* Dataset entries *
↓↓↓

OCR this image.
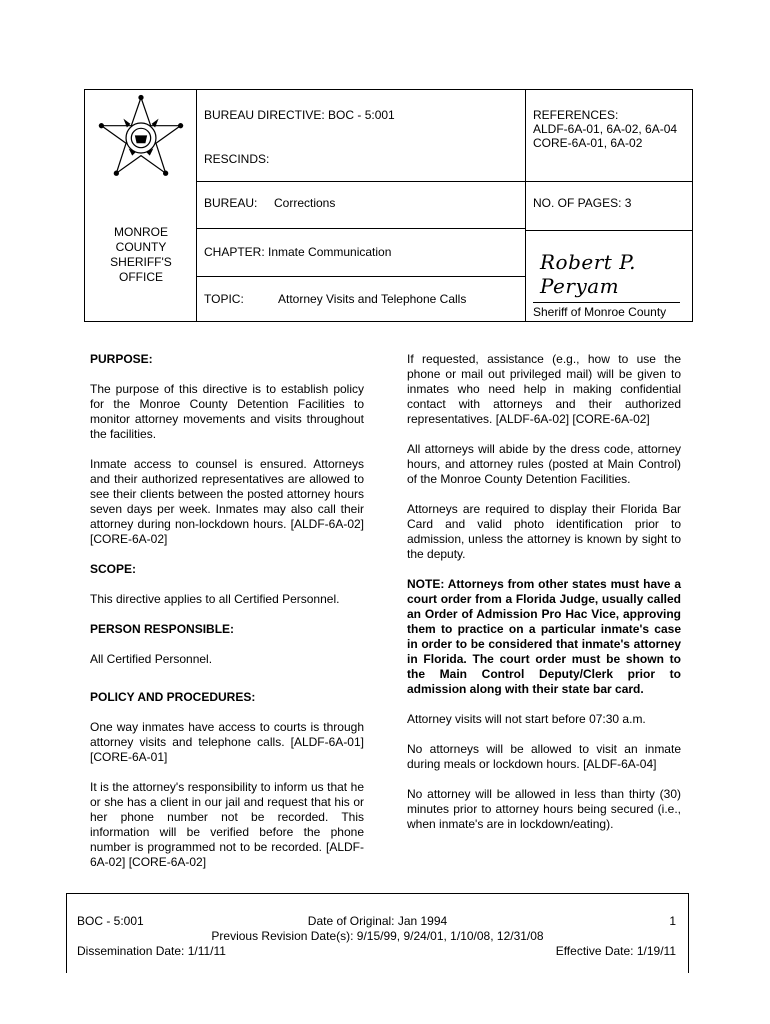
MONROE
COUNTY
SHERIFF'S
OFFICE
BUREAU DIRECTIVE: BOC - 5:001
RESCINDS:
BUREAU: Corrections
CHAPTER: Inmate Communication
TOPIC:	Attorney Visits and Telephone Calls
REFERENCES:
ALDF-6A-01, 6A-02, 6A-04
CORE-6A-01, 6A-02
NO. OF PAGES: 3
Robert P. Peryam
Sheriff of Monroe County
PURPOSE:

The purpose of this directive is to establish policy for the Monroe County Detention Facilities to monitor attorney movements and visits throughout the facilities.

Inmate access to counsel is ensured. Attorneys and their authorized representatives are allowed to see their clients between the posted attorney hours seven days per week. Inmates may also call their attorney during non-lockdown hours. [ALDF-6A-02] [CORE-6A-02]

SCOPE:

This directive applies to all Certified Personnel.

PERSON RESPONSIBLE:

All Certified Personnel.

POLICY AND PROCEDURES:

One way inmates have access to courts is through attorney visits and telephone calls. [ALDF-6A-01] [CORE-6A-01]

It is the attorney's responsibility to inform us that he or she has a client in our jail and request that his or her phone number not be recorded. This information will be verified before the phone number is programmed not to be recorded. [ALDF-6A-02] [CORE-6A-02]

If requested, assistance (e.g., how to use the phone or mail out privileged mail) will be given to inmates who need help in making confidential contact with attorneys and their authorized representatives. [ALDF-6A-02] [CORE-6A-02]

All attorneys will abide by the dress code, attorney hours, and attorney rules (posted at Main Control) of the Monroe County Detention Facilities.

Attorneys are required to display their Florida Bar Card and valid photo identification prior to admission, unless the attorney is known by sight to the deputy.

NOTE: Attorneys from other states must have a court order from a Florida Judge, usually called an Order of Admission Pro Hac Vice, approving them to practice on a particular inmate's case in order to be considered that inmate's attorney in Florida. The court order must be shown to the Main Control Deputy/Clerk prior to admission along with their state bar card.

Attorney visits will not start before 07:30 a.m.

No attorneys will be allowed to visit an inmate during meals or lockdown hours. [ALDF-6A-04]

No attorney will be allowed in less than thirty (30) minutes prior to attorney hours being secured (i.e., when inmate's are in lockdown/eating).

BOC - 5:001	Date of Original: Jan 1994	1
Previous Revision Date(s): 9/15/99, 9/24/01, 1/10/08, 12/31/08
Dissemination Date: 1/11/11	Effective Date: 1/19/11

↑↑↑

* Task requirements *
Leaving all pictures aside, quote each record exactly.

* Task solution *
OCR this image.
MONROE
COUNTY
SHERIFF'S
OFFICE
BUREAU DIRECTIVE: BOC - 5:001
RESCINDS:
BUREAU: Corrections
CHAPTER: Inmate Communication
TOPIC:	Attorney Visits and Telephone Calls
REFERENCES:
ALDF-6A-01, 6A-02, 6A-04
CORE-6A-01, 6A-02
NO. OF PAGES: 3
Robert P. Peryam
Sheriff of Monroe County
PURPOSE:

The purpose of this directive is to establish policy for the Monroe County Detention Facilities to monitor attorney movements and visits throughout the facilities.

Inmate access to counsel is ensured. Attorneys and their authorized representatives are allowed to see their clients between the posted attorney hours seven days per week. Inmates may also call their attorney during non-lockdown hours. [ALDF-6A-02] [CORE-6A-02]

SCOPE:

This directive applies to all Certified Personnel.

PERSON RESPONSIBLE:

All Certified Personnel.

POLICY AND PROCEDURES:

One way inmates have access to courts is through attorney visits and telephone calls. [ALDF-6A-01] [CORE-6A-01]

It is the attorney's responsibility to inform us that he or she has a client in our jail and request that his or her phone number not be recorded. This information will be verified before the phone number is programmed not to be recorded. [ALDF-6A-02] [CORE-6A-02]

If requested, assistance (e.g., how to use the phone or mail out privileged mail) will be given to inmates who need help in making confidential contact with attorneys and their authorized representatives. [ALDF-6A-02] [CORE-6A-02]

All attorneys will abide by the dress code, attorney hours, and attorney rules (posted at Main Control) of the Monroe County Detention Facilities.

Attorneys are required to display their Florida Bar Card and valid photo identification prior to admission, unless the attorney is known by sight to the deputy.

NOTE: Attorneys from other states must have a court order from a Florida Judge, usually called an Order of Admission Pro Hac Vice, approving them to practice on a particular inmate's case in order to be considered that inmate's attorney in Florida. The court order must be shown to the Main Control Deputy/Clerk prior to admission along with their state bar card.

Attorney visits will not start before 07:30 a.m.

No attorneys will be allowed to visit an inmate during meals or lockdown hours. [ALDF-6A-04]

No attorney will be allowed in less than thirty (30) minutes prior to attorney hours being secured (i.e., when inmate's are in lockdown/eating).

BOC - 5:001	Date of Original: Jan 1994	1
Previous Revision Date(s): 9/15/99, 9/24/01, 1/10/08, 12/31/08
Dissemination Date: 1/11/11	Effective Date: 1/19/11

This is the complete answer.